:: EXCERPTED DATA

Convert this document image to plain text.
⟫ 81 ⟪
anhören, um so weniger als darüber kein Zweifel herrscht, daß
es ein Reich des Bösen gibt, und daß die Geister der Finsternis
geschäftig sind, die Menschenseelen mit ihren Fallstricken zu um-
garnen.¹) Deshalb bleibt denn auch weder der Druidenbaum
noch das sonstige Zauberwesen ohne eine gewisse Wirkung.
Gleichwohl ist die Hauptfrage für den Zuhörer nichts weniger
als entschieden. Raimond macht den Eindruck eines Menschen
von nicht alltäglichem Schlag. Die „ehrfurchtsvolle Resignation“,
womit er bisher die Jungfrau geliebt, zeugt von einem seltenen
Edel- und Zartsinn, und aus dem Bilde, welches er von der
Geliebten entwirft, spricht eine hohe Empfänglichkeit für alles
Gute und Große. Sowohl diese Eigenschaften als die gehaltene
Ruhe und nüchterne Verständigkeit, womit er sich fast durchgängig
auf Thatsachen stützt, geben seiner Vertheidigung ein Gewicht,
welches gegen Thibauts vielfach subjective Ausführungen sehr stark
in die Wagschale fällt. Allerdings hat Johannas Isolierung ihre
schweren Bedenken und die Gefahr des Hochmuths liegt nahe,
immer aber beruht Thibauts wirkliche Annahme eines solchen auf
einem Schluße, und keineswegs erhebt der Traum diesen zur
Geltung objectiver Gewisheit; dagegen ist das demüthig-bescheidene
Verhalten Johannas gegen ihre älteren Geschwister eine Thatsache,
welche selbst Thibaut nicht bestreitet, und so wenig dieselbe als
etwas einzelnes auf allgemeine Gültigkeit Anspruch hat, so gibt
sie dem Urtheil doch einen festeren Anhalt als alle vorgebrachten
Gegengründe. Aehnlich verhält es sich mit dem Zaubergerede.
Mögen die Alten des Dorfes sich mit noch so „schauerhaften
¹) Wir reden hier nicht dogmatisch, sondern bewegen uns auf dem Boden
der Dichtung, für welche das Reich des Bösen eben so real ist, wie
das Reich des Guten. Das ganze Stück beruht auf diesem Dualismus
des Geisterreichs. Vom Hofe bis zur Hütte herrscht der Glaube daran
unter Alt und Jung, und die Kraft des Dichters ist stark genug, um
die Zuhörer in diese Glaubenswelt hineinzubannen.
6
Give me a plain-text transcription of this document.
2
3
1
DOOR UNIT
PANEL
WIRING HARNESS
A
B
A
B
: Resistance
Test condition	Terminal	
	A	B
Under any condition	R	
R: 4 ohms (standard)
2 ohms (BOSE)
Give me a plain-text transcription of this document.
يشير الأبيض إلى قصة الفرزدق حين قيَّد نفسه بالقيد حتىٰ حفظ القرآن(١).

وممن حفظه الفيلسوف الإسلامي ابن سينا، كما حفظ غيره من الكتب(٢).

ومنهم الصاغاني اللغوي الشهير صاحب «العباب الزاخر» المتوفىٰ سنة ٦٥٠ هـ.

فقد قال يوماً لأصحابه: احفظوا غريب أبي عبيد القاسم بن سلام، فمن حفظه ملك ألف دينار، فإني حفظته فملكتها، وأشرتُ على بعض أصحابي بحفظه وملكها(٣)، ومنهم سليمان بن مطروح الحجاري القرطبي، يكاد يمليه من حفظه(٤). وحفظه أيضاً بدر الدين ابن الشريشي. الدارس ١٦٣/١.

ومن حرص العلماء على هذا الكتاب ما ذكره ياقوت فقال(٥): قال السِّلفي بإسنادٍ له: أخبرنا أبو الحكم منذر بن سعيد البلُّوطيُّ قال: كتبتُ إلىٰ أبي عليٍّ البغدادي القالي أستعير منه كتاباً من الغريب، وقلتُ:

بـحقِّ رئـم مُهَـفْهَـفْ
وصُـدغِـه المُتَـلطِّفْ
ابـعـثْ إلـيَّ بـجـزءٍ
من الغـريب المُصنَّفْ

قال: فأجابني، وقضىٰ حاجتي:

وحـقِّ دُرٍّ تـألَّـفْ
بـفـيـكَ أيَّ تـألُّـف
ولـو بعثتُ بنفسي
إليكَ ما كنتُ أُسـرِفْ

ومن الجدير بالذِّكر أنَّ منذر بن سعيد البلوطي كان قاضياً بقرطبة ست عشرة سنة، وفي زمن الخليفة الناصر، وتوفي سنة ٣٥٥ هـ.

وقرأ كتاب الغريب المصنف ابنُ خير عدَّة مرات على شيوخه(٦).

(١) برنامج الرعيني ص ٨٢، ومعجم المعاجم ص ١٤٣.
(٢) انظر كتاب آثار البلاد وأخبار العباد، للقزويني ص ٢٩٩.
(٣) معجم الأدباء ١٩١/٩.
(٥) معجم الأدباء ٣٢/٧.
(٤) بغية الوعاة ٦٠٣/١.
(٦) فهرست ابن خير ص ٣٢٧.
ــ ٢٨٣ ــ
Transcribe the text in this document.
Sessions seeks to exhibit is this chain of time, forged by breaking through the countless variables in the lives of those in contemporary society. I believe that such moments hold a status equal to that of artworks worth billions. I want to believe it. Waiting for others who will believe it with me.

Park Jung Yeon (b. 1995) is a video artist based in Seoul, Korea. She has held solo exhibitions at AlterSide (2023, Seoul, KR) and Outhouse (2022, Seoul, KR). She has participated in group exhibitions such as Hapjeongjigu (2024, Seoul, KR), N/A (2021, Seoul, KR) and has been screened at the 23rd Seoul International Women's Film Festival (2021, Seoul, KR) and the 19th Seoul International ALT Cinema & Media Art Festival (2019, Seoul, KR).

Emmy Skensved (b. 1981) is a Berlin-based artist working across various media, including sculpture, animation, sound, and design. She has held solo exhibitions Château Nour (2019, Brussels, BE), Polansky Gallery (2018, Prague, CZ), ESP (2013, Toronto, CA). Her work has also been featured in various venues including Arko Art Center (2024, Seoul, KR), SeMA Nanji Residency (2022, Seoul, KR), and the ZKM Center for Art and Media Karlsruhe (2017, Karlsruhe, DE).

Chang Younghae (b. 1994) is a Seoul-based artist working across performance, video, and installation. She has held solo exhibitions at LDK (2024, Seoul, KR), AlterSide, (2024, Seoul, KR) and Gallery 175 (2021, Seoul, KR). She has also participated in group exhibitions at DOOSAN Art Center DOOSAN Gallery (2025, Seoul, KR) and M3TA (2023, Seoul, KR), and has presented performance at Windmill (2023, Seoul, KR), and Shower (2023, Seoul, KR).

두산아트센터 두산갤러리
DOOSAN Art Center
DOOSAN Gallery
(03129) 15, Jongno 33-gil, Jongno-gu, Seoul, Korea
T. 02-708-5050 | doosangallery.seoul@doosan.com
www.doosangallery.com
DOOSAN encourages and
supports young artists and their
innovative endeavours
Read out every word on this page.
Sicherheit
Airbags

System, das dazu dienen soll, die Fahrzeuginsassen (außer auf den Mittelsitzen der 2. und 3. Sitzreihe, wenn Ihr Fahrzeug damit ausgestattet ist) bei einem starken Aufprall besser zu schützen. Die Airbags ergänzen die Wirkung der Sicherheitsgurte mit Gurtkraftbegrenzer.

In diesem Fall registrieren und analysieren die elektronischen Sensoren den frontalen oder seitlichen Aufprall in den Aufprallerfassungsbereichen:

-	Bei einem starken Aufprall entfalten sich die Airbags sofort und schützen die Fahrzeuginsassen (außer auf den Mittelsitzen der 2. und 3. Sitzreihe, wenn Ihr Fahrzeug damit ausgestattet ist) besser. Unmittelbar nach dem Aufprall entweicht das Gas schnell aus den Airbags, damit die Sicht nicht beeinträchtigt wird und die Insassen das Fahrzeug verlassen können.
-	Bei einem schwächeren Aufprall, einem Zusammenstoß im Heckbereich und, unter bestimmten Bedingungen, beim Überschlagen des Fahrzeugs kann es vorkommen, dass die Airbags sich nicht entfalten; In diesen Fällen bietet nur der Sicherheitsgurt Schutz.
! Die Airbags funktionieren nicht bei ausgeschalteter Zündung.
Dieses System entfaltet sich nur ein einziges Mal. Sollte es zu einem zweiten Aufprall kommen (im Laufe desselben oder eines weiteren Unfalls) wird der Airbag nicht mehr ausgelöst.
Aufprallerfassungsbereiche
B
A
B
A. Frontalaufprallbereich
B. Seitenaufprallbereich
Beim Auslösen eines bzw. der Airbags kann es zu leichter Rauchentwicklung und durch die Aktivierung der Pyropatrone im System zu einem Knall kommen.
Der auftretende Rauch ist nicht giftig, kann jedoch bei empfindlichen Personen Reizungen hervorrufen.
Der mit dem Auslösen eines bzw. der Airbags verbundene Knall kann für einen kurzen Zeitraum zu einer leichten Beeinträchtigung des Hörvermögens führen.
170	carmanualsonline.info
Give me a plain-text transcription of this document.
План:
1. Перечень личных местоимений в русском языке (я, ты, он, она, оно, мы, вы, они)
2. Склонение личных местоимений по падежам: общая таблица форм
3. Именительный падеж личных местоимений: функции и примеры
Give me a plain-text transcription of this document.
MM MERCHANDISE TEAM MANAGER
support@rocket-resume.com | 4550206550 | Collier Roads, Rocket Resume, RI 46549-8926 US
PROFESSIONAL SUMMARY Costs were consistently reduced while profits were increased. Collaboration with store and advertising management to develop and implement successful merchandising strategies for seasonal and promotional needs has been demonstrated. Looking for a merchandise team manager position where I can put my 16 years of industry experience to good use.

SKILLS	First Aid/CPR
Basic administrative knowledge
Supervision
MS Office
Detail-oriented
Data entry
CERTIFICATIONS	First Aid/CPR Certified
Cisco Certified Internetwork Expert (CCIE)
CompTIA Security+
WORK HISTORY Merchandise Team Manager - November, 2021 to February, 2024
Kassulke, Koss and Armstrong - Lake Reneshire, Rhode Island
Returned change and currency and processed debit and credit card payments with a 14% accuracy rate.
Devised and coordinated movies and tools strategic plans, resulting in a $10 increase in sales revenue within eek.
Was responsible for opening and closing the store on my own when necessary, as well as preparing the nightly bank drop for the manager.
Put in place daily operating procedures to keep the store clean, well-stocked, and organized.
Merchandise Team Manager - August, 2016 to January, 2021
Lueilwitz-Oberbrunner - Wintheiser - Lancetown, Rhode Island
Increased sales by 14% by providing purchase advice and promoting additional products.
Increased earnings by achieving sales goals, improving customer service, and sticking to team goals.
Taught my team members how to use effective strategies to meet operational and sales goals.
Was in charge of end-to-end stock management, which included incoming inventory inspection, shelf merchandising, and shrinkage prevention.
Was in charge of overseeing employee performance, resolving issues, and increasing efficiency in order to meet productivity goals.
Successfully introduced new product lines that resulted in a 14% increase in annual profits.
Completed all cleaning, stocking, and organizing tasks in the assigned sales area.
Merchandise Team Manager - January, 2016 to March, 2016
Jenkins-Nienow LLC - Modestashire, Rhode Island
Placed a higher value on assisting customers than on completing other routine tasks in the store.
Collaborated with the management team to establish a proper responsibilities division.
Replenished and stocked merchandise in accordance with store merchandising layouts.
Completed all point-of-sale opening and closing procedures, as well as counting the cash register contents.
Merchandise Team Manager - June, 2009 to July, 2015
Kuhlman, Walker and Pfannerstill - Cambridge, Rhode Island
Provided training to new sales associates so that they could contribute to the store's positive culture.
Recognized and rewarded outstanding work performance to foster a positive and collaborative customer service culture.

::::

Go through the data above and find the lines with the word "across". Copy each of those lines.

Emmy Skensved (b. 1981) is a Berlin-based artist working across various media, including sculpture, animation, sound, and design. She has held solo exhibitions Château Nour (2019, Brussels, BE), Polansky Gallery (2018, Prague, CZ), ESP (2013, Toronto, CA). Her work has also been featured in various venues including Arko Art Center (2024, Seoul, KR), SeMA Nanji Residency (2022, Seoul, KR), and the ZKM Center for Art and Media Karlsruhe (2017, Karlsruhe, DE).
Chang Younghae (b. 1994) is a Seoul-based artist working across performance, video, and installation. She has held solo exhibitions at LDK (2024, Seoul, KR), AlterSide, (2024, Seoul, KR) and Gallery 175 (2021, Seoul, KR). She has also participated in group exhibitions at DOOSAN Art Center DOOSAN Gallery (2025, Seoul, KR) and M3TA (2023, Seoul, KR), and has presented performance at Windmill (2023, Seoul, KR), and Shower (2023, Seoul, KR).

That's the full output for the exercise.